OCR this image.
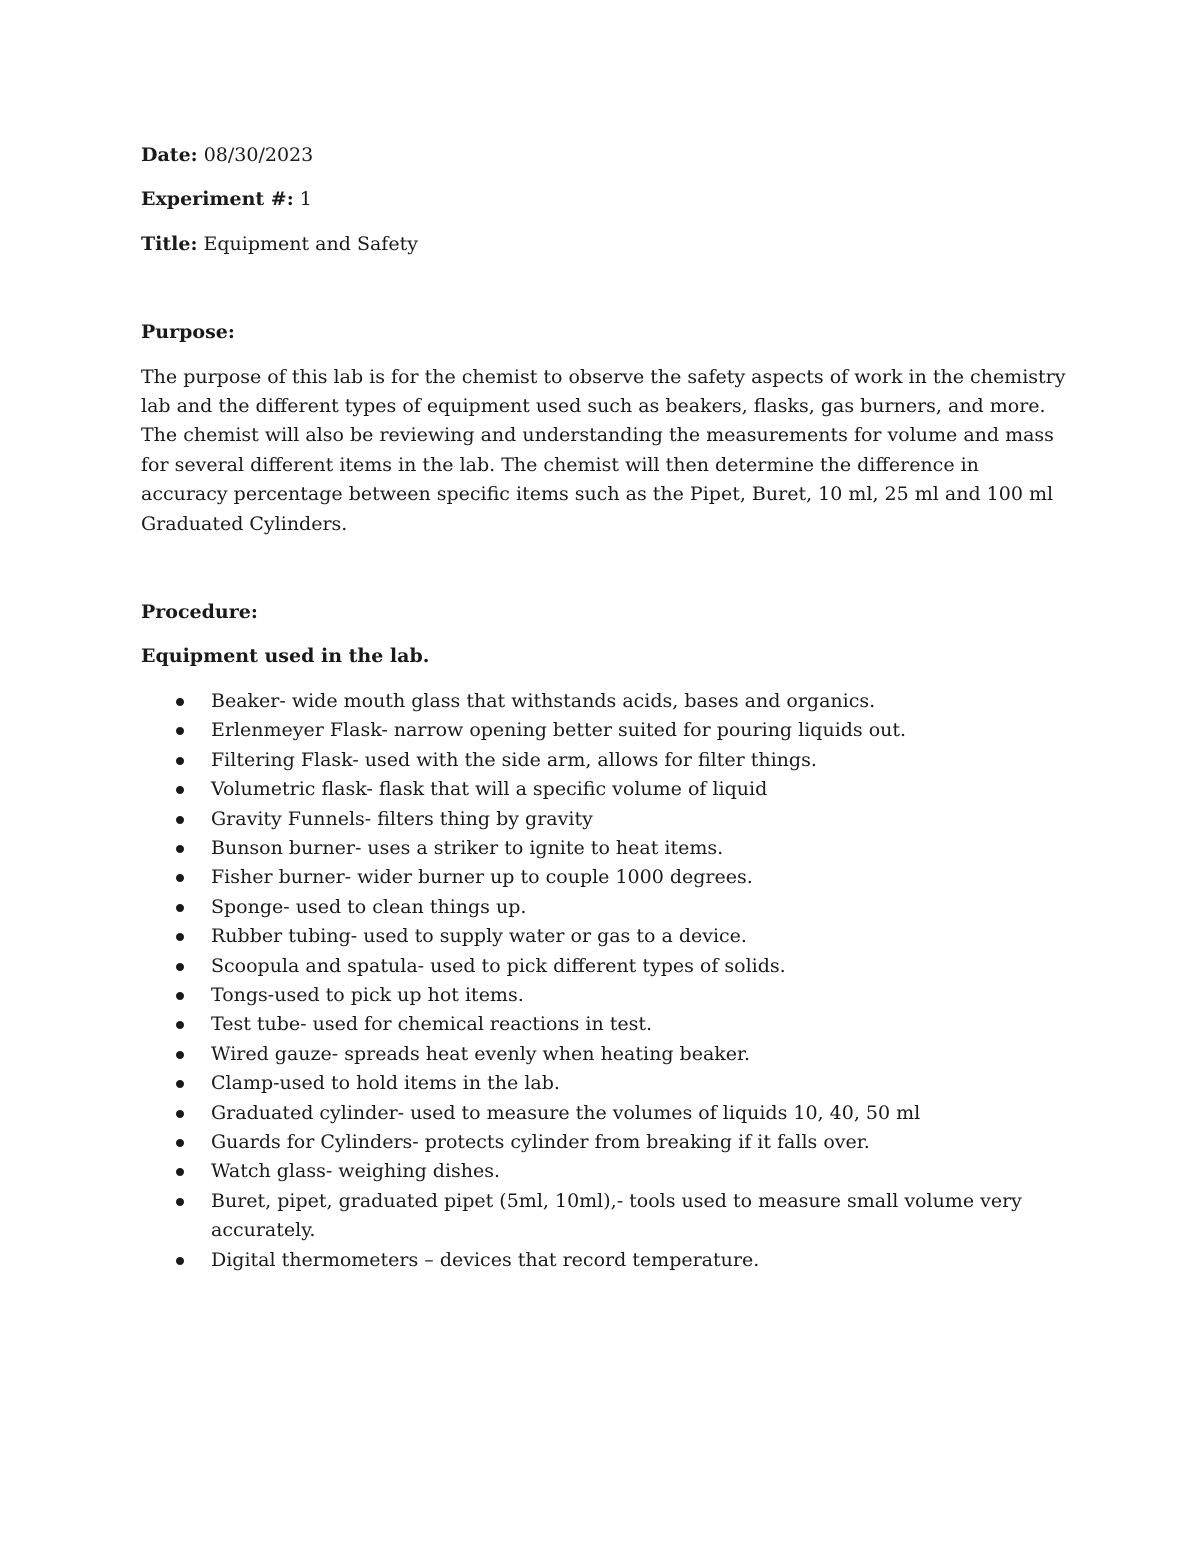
Date: 08/30/2023
Experiment #: 1
Title: Equipment and Safety
Purpose:

The purpose of this lab is for the chemist to observe the safety aspects of work in the chemistry lab and the different types of equipment used such as beakers, flasks, gas burners, and more. The chemist will also be reviewing and understanding the measurements for volume and mass for several different items in the lab. The chemist will then determine the difference in accuracy percentage between specific items such as the Pipet, Buret, 10 ml, 25 ml and 100 ml Graduated Cylinders.

Procedure:
Equipment used in the lab.
Beaker- wide mouth glass that withstands acids, bases and organics.
Erlenmeyer Flask- narrow opening better suited for pouring liquids out.
Filtering Flask- used with the side arm, allows for filter things.
Volumetric flask- flask that will a specific volume of liquid
Gravity Funnels- filters thing by gravity
Bunson burner- uses a striker to ignite to heat items.
Fisher burner- wider burner up to couple 1000 degrees.
Sponge- used to clean things up.
Rubber tubing- used to supply water or gas to a device.
Scoopula and spatula- used to pick different types of solids.
Tongs-used to pick up hot items.
Test tube- used for chemical reactions in test.
Wired gauze- spreads heat evenly when heating beaker.
Clamp-used to hold items in the lab.
Graduated cylinder- used to measure the volumes of liquids 10, 40, 50 ml
Guards for Cylinders- protects cylinder from breaking if it falls over.
Watch glass- weighing dishes.
Buret, pipet, graduated pipet (5ml, 10ml),- tools used to measure small volume very accurately.
Digital thermometers – devices that record temperature.
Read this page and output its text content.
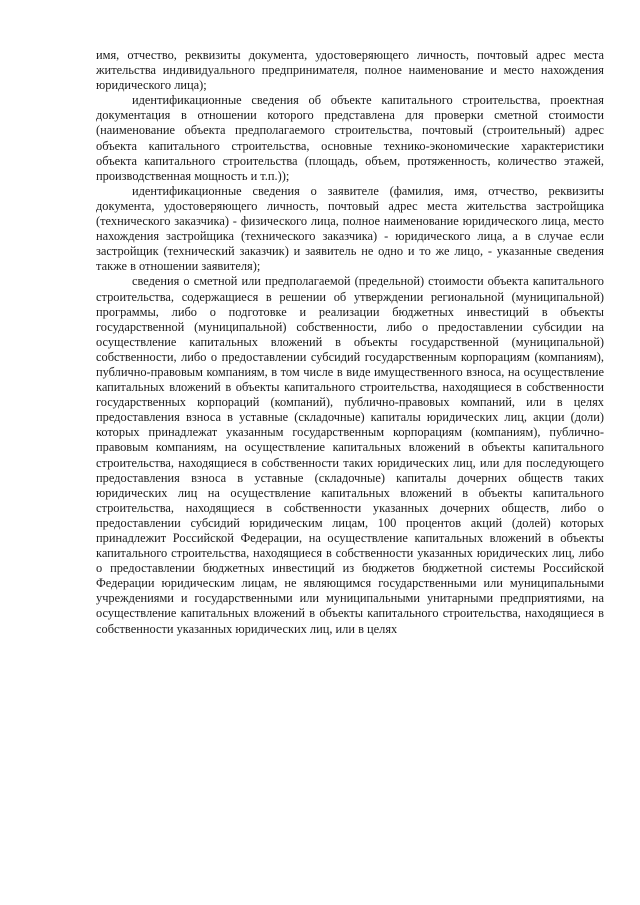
имя, отчество, реквизиты документа, удостоверяющего личность, почтовый адрес места жительства индивидуального предпринимателя, полное наименование и место нахождения юридического лица);

идентификационные сведения об объекте капитального строительства, проектная документация в отношении которого представлена для проверки сметной стоимости (наименование объекта предполагаемого строительства, почтовый (строительный) адрес объекта капитального строительства, основные технико-экономические характеристики объекта капитального строительства (площадь, объем, протяженность, количество этажей, производственная мощность и т.п.));

идентификационные сведения о заявителе (фамилия, имя, отчество, реквизиты документа, удостоверяющего личность, почтовый адрес места жительства застройщика (технического заказчика) - физического лица, полное наименование юридического лица, место нахождения застройщика (технического заказчика) - юридического лица, а в случае если застройщик (технический заказчик) и заявитель не одно и то же лицо, - указанные сведения также в отношении заявителя);

сведения о сметной или предполагаемой (предельной) стоимости объекта капитального строительства, содержащиеся в решении об утверждении региональной (муниципальной) программы, либо о подготовке и реализации бюджетных инвестиций в объекты государственной (муниципальной) собственности, либо о предоставлении субсидии на осуществление капитальных вложений в объекты государственной (муниципальной) собственности, либо о предоставлении субсидий государственным корпорациям (компаниям), публично-правовым компаниям, в том числе в виде имущественного взноса, на осуществление капитальных вложений в объекты капитального строительства, находящиеся в собственности государственных корпораций (компаний), публично-правовых компаний, или в целях предоставления взноса в уставные (складочные) капиталы юридических лиц, акции (доли) которых принадлежат указанным государственным корпорациям (компаниям), публично-правовым компаниям, на осуществление капитальных вложений в объекты капитального строительства, находящиеся в собственности таких юридических лиц, или для последующего предоставления взноса в уставные (складочные) капиталы дочерних обществ таких юридических лиц на осуществление капитальных вложений в объекты капитального строительства, находящиеся в собственности указанных дочерних обществ, либо о предоставлении субсидий юридическим лицам, 100 процентов акций (долей) которых принадлежит Российской Федерации, на осуществление капитальных вложений в объекты капитального строительства, находящиеся в собственности указанных юридических лиц, либо о предоставлении бюджетных инвестиций из бюджетов бюджетной системы Российской Федерации юридическим лицам, не являющимся государственными или муниципальными учреждениями и государственными или муниципальными унитарными предприятиями, на осуществление капитальных вложений в объекты капитального строительства, находящиеся в собственности указанных юридических лиц, или в целях
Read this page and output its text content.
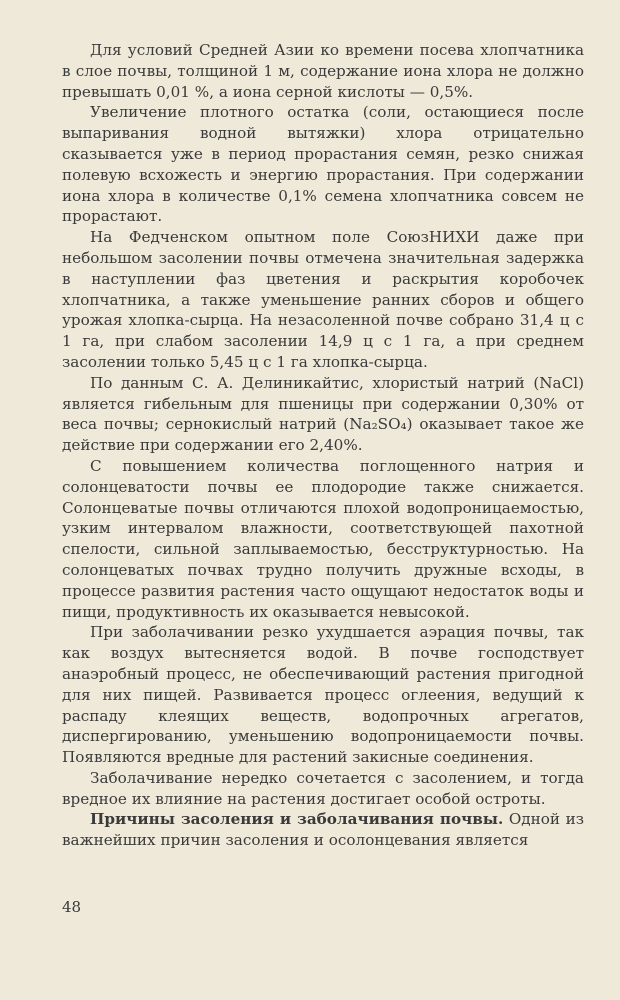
Для условий Средней Азии ко времени посева хлопчатника в слое почвы, толщиной 1 м, содержание иона хлора не должно превышать 0,01 %, а иона серной кислоты — 0,5%.

Увеличение плотного остатка (соли, остающиеся после выпаривания водной вытяжки) хлора отрицательно сказывается уже в период прорастания семян, резко снижая полевую всхожесть и энергию прорастания. При содержании иона хлора в количестве 0,1% семена хлопчатника совсем не прорастают.

На Федченском опытном поле СоюзНИХИ даже при небольшом засолении почвы отмечена значительная задержка в наступлении фаз цветения и раскрытия коробочек хлопчатника, а также уменьшение ранних сборов и общего урожая хлопка-сырца. На незасоленной почве собрано 31,4 ц с 1 га, при слабом засолении 14,9 ц с 1 га, а при среднем засолении только 5,45 ц с 1 га хлопка-сырца.

По данным С. А. Делиникайтис, хлористый натрий (NaCl) является гибельным для пшеницы при содержании 0,30% от веса почвы; сернокислый натрий (Na₂SO₄) оказывает такое же действие при содержании его 2,40%.

С повышением количества поглощенного натрия и солонцеватости почвы ее плодородие также снижается. Солонцеватые почвы отличаются плохой водопроницаемостью, узким интервалом влажности, соответствующей пахотной спелости, сильной заплываемостью, бесструктурностью. На солонцеватых почвах трудно получить дружные всходы, в процессе развития растения часто ощущают недостаток воды и пищи, продуктивность их оказывается невысокой.

При заболачивании резко ухудшается аэрация почвы, так как воздух вытесняется водой. В почве господствует анаэробный процесс, не обеспечивающий растения пригодной для них пищей. Развивается процесс оглеения, ведущий к распаду клеящих веществ, водопрочных агрегатов, диспергированию, уменьшению водопроницаемости почвы. Появляются вредные для растений закисные соединения.

Заболачивание нередко сочетается с засолением, и тогда вредное их влияние на растения достигает особой остроты.

Причины засоления и заболачивания почвы. Одной из важнейших причин засоления и осолонцевания является

48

TASK: Take the entries shown above and quote them verbatim, passing over the pictures.

TASK OUTPUT:
OCR this image.
Date: 08/30/2023
Experiment #: 1
Title: Equipment and Safety
Purpose:

The purpose of this lab is for the chemist to observe the safety aspects of work in the chemistry lab and the different types of equipment used such as beakers, flasks, gas burners, and more. The chemist will also be reviewing and understanding the measurements for volume and mass for several different items in the lab. The chemist will then determine the difference in accuracy percentage between specific items such as the Pipet, Buret, 10 ml, 25 ml and 100 ml Graduated Cylinders.

Procedure:
Equipment used in the lab.
Beaker- wide mouth glass that withstands acids, bases and organics.
Erlenmeyer Flask- narrow opening better suited for pouring liquids out.
Filtering Flask- used with the side arm, allows for filter things.
Volumetric flask- flask that will a specific volume of liquid
Gravity Funnels- filters thing by gravity
Bunson burner- uses a striker to ignite to heat items.
Fisher burner- wider burner up to couple 1000 degrees.
Sponge- used to clean things up.
Rubber tubing- used to supply water or gas to a device.
Scoopula and spatula- used to pick different types of solids.
Tongs-used to pick up hot items.
Test tube- used for chemical reactions in test.
Wired gauze- spreads heat evenly when heating beaker.
Clamp-used to hold items in the lab.
Graduated cylinder- used to measure the volumes of liquids 10, 40, 50 ml
Guards for Cylinders- protects cylinder from breaking if it falls over.
Watch glass- weighing dishes.
Buret, pipet, graduated pipet (5ml, 10ml),- tools used to measure small volume very accurately.
Digital thermometers – devices that record temperature.
Read this page and output its text content.
имя, отчество, реквизиты документа, удостоверяющего личность, почтовый адрес места жительства индивидуального предпринимателя, полное наименование и место нахождения юридического лица);

идентификационные сведения об объекте капитального строительства, проектная документация в отношении которого представлена для проверки сметной стоимости (наименование объекта предполагаемого строительства, почтовый (строительный) адрес объекта капитального строительства, основные технико-экономические характеристики объекта капитального строительства (площадь, объем, протяженность, количество этажей, производственная мощность и т.п.));

идентификационные сведения о заявителе (фамилия, имя, отчество, реквизиты документа, удостоверяющего личность, почтовый адрес места жительства застройщика (технического заказчика) - физического лица, полное наименование юридического лица, место нахождения застройщика (технического заказчика) - юридического лица, а в случае если застройщик (технический заказчик) и заявитель не одно и то же лицо, - указанные сведения также в отношении заявителя);

сведения о сметной или предполагаемой (предельной) стоимости объекта капитального строительства, содержащиеся в решении об утверждении региональной (муниципальной) программы, либо о подготовке и реализации бюджетных инвестиций в объекты государственной (муниципальной) собственности, либо о предоставлении субсидии на осуществление капитальных вложений в объекты государственной (муниципальной) собственности, либо о предоставлении субсидий государственным корпорациям (компаниям), публично-правовым компаниям, в том числе в виде имущественного взноса, на осуществление капитальных вложений в объекты капитального строительства, находящиеся в собственности государственных корпораций (компаний), публично-правовых компаний, или в целях предоставления взноса в уставные (складочные) капиталы юридических лиц, акции (доли) которых принадлежат указанным государственным корпорациям (компаниям), публично-правовым компаниям, на осуществление капитальных вложений в объекты капитального строительства, находящиеся в собственности таких юридических лиц, или для последующего предоставления взноса в уставные (складочные) капиталы дочерних обществ таких юридических лиц на осуществление капитальных вложений в объекты капитального строительства, находящиеся в собственности указанных дочерних обществ, либо о предоставлении субсидий юридическим лицам, 100 процентов акций (долей) которых принадлежит Российской Федерации, на осуществление капитальных вложений в объекты капитального строительства, находящиеся в собственности указанных юридических лиц, либо о предоставлении бюджетных инвестиций из бюджетов бюджетной системы Российской Федерации юридическим лицам, не являющимся государственными или муниципальными учреждениями и государственными или муниципальными унитарными предприятиями, на осуществление капитальных вложений в объекты капитального строительства, находящиеся в собственности указанных юридических лиц, или в целях
Read this page and output its text content.
Для условий Средней Азии ко времени посева хлопчатника в слое почвы, толщиной 1 м, содержание иона хлора не должно превышать 0,01 %, а иона серной кислоты — 0,5%.

Увеличение плотного остатка (соли, остающиеся после выпаривания водной вытяжки) хлора отрицательно сказывается уже в период прорастания семян, резко снижая полевую всхожесть и энергию прорастания. При содержании иона хлора в количестве 0,1% семена хлопчатника совсем не прорастают.

На Федченском опытном поле СоюзНИХИ даже при небольшом засолении почвы отмечена значительная задержка в наступлении фаз цветения и раскрытия коробочек хлопчатника, а также уменьшение ранних сборов и общего урожая хлопка-сырца. На незасоленной почве собрано 31,4 ц с 1 га, при слабом засолении 14,9 ц с 1 га, а при среднем засолении только 5,45 ц с 1 га хлопка-сырца.

По данным С. А. Делиникайтис, хлористый натрий (NaCl) является гибельным для пшеницы при содержании 0,30% от веса почвы; сернокислый натрий (Na₂SO₄) оказывает такое же действие при содержании его 2,40%.

С повышением количества поглощенного натрия и солонцеватости почвы ее плодородие также снижается. Солонцеватые почвы отличаются плохой водопроницаемостью, узким интервалом влажности, соответствующей пахотной спелости, сильной заплываемостью, бесструктурностью. На солонцеватых почвах трудно получить дружные всходы, в процессе развития растения часто ощущают недостаток воды и пищи, продуктивность их оказывается невысокой.

При заболачивании резко ухудшается аэрация почвы, так как воздух вытесняется водой. В почве господствует анаэробный процесс, не обеспечивающий растения пригодной для них пищей. Развивается процесс оглеения, ведущий к распаду клеящих веществ, водопрочных агрегатов, диспергированию, уменьшению водопроницаемости почвы. Появляются вредные для растений закисные соединения.

Заболачивание нередко сочетается с засолением, и тогда вредное их влияние на растения достигает особой остроты.

Причины засоления и заболачивания почвы. Одной из важнейших причин засоления и осолонцевания является

48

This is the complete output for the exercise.